Written request - Among the lines below, list those containing the string "bottom".

Provided material -
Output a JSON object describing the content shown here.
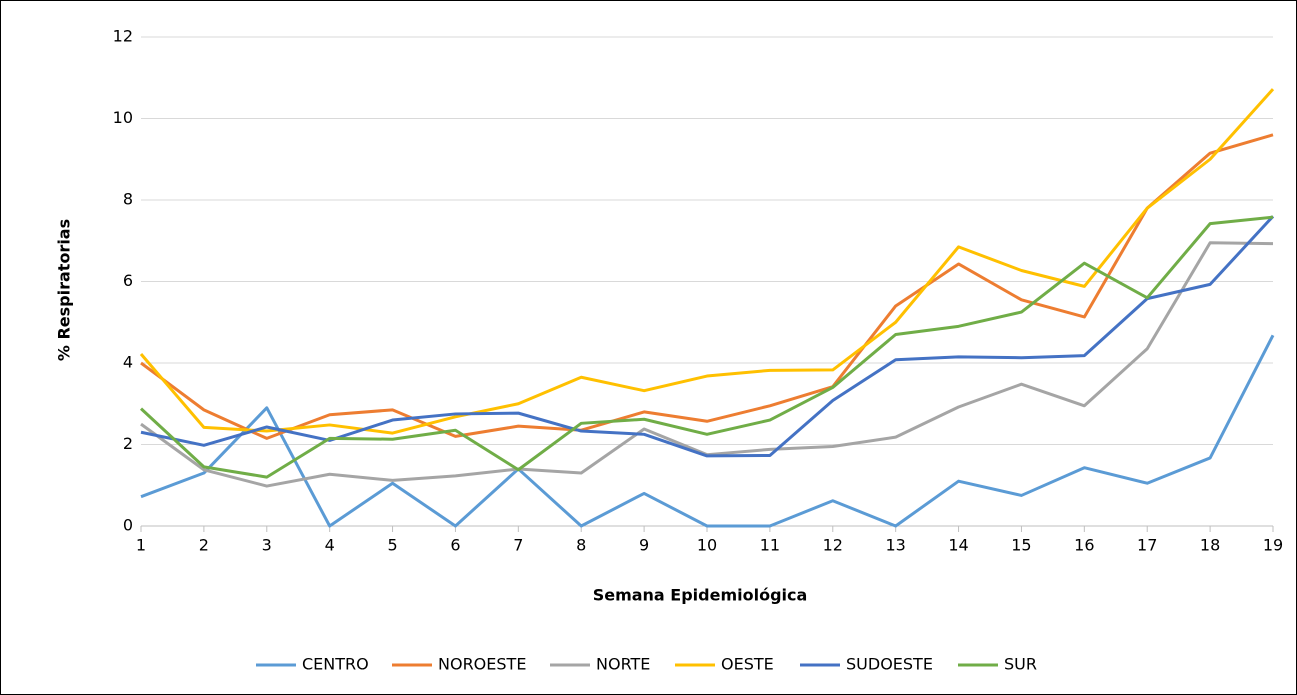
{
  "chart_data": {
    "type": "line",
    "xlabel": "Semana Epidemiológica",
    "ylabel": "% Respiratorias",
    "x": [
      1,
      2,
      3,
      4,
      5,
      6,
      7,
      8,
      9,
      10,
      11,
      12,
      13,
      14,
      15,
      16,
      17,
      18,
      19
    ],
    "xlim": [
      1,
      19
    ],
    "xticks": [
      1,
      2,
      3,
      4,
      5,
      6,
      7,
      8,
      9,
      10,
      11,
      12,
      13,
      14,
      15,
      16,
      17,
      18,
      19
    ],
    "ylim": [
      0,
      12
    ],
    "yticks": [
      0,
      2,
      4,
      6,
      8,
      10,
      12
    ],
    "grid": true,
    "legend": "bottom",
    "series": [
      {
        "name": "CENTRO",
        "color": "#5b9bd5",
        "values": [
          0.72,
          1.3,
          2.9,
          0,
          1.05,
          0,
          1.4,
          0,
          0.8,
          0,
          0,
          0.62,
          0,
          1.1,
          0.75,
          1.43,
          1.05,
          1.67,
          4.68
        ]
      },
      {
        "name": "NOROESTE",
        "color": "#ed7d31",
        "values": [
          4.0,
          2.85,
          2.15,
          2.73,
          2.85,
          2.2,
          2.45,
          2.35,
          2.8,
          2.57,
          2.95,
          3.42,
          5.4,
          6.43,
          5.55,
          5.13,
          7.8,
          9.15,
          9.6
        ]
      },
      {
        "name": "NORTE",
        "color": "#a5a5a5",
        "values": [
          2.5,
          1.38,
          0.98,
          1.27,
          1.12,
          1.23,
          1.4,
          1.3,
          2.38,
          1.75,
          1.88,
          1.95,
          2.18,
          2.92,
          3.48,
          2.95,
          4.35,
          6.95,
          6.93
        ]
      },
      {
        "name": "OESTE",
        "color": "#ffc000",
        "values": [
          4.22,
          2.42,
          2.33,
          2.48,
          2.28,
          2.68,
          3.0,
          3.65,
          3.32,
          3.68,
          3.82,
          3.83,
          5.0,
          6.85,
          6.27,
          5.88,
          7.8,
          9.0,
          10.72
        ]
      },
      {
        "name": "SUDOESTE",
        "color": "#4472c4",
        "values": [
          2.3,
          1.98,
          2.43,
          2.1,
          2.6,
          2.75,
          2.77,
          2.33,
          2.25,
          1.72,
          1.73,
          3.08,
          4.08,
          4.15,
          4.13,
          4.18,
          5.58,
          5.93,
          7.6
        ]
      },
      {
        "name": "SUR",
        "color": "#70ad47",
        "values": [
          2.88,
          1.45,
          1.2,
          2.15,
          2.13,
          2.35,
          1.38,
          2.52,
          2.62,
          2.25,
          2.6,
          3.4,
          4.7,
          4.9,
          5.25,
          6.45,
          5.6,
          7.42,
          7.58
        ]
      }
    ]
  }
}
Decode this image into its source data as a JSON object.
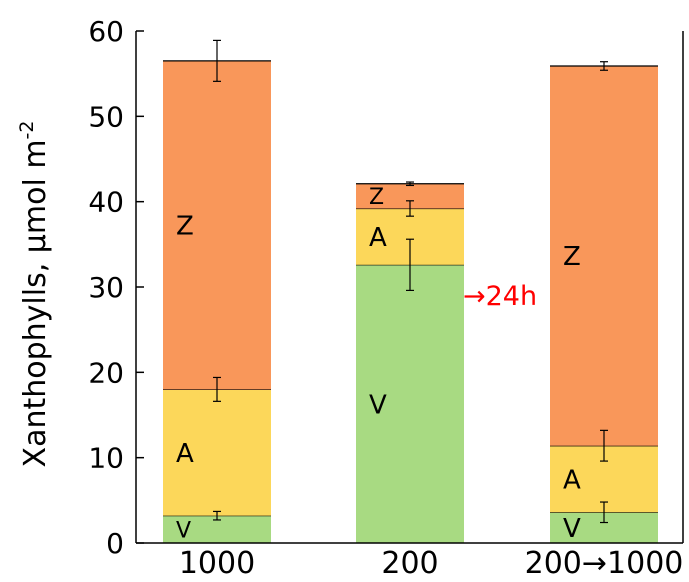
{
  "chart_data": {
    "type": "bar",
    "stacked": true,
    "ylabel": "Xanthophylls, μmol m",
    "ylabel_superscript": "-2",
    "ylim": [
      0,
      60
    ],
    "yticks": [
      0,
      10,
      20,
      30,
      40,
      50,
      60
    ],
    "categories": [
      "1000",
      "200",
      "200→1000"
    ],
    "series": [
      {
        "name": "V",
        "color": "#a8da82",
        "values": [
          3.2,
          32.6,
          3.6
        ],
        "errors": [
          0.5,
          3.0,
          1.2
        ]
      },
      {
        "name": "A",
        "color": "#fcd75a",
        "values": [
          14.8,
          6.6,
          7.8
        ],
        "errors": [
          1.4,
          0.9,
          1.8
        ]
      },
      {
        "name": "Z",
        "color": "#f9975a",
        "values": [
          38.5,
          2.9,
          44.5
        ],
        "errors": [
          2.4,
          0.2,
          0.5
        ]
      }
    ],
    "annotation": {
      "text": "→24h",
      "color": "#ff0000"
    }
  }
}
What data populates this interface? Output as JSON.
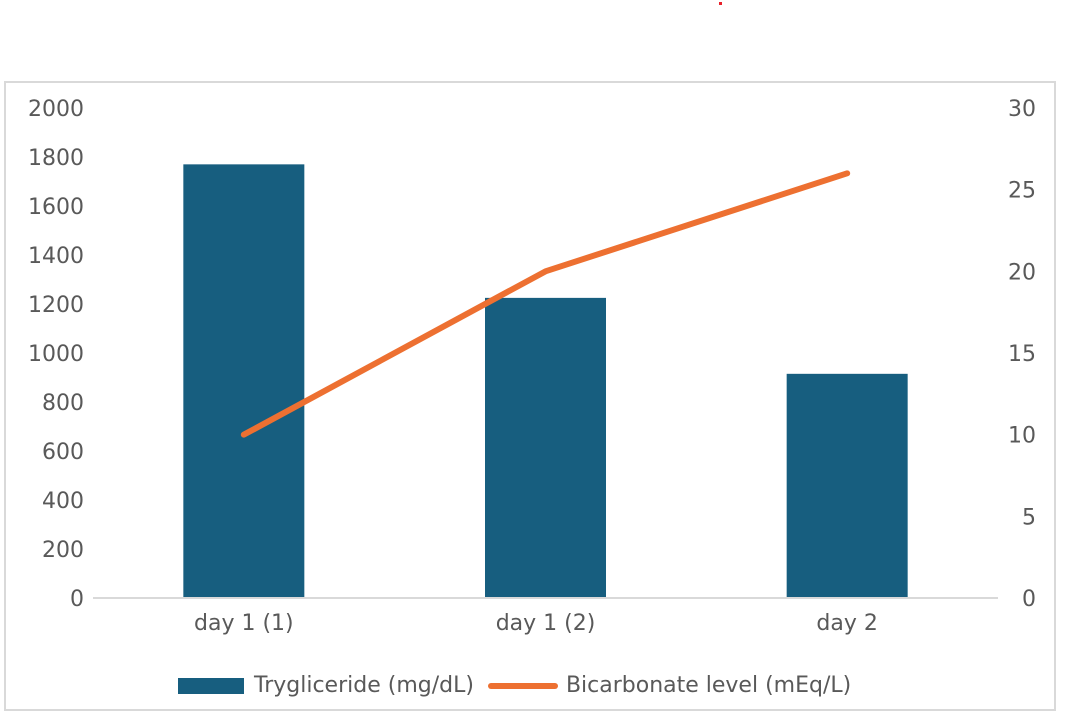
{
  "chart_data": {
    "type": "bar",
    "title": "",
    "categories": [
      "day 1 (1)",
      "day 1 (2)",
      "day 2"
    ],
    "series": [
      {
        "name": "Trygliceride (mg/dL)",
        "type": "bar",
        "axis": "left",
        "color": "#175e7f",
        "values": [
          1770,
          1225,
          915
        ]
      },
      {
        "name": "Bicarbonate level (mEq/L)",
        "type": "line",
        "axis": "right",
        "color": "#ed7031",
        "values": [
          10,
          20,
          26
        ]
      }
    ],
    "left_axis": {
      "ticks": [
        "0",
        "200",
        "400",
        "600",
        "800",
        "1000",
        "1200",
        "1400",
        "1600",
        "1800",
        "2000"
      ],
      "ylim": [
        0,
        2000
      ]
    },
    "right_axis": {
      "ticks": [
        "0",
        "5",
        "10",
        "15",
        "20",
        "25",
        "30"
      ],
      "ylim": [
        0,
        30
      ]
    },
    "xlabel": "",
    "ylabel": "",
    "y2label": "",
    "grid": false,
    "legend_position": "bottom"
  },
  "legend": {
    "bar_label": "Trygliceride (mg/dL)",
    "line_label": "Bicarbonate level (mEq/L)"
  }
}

Worked solution -
    "legend": "bottom",
    "legend_position": "bottom"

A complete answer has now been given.